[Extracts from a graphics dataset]

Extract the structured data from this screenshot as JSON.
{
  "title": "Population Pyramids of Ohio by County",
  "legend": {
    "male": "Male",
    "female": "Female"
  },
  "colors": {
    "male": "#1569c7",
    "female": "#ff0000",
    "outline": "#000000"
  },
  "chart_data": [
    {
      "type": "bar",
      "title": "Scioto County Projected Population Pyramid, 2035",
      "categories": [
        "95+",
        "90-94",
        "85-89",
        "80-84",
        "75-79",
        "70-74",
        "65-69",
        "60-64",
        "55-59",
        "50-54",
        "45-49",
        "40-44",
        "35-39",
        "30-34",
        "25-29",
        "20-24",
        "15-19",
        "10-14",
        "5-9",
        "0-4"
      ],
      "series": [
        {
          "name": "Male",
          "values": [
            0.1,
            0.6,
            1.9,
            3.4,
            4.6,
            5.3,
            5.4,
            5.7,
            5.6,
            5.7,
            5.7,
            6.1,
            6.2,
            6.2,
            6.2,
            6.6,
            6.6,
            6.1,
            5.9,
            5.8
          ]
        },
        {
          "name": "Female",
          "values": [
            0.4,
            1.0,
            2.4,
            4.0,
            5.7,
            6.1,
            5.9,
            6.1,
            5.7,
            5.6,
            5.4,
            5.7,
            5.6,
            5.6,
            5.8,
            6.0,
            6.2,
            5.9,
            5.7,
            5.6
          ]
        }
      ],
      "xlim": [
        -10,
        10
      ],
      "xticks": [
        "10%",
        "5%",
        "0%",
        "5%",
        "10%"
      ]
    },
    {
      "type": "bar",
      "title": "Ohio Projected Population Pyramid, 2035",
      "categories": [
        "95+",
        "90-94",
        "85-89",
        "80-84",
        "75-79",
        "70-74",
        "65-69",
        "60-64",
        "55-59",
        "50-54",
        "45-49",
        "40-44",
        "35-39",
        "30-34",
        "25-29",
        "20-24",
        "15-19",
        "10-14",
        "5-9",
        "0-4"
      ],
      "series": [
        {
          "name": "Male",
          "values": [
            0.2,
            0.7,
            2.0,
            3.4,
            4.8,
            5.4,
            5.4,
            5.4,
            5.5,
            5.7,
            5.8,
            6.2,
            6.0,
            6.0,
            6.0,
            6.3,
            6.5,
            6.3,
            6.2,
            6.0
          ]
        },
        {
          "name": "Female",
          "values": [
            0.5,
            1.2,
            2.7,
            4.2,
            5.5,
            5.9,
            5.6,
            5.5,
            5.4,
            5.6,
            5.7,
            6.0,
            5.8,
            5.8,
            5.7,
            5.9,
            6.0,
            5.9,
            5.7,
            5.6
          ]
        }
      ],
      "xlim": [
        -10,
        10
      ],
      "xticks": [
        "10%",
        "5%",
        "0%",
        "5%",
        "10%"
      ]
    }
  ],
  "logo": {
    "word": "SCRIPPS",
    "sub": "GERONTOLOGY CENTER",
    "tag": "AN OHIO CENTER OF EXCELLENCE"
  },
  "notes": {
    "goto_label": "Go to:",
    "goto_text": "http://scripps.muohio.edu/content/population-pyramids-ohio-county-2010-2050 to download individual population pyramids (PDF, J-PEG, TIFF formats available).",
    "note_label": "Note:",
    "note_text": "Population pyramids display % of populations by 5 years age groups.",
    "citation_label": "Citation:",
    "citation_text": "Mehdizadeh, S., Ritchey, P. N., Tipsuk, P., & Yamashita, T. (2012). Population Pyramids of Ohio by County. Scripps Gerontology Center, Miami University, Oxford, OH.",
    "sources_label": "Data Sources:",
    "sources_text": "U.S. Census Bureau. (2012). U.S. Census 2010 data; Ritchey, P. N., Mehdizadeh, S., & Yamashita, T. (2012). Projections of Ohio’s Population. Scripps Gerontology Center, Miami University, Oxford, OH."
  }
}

What is expected: Select the lines in this material that hold the word "University", leaving none out.

Answer to the task:
    "citation_text": "Mehdizadeh, S., Ritchey, P. N., Tipsuk, P., & Yamashita, T. (2012). Population Pyramids of Ohio by County. Scripps Gerontology Center, Miami University, Oxford, OH.",
    "sources_text": "U.S. Census Bureau. (2012). U.S. Census 2010 data; Ritchey, P. N., Mehdizadeh, S., & Yamashita, T. (2012). Projections of Ohio’s Population. Scripps Gerontology Center, Miami University, Oxford, OH."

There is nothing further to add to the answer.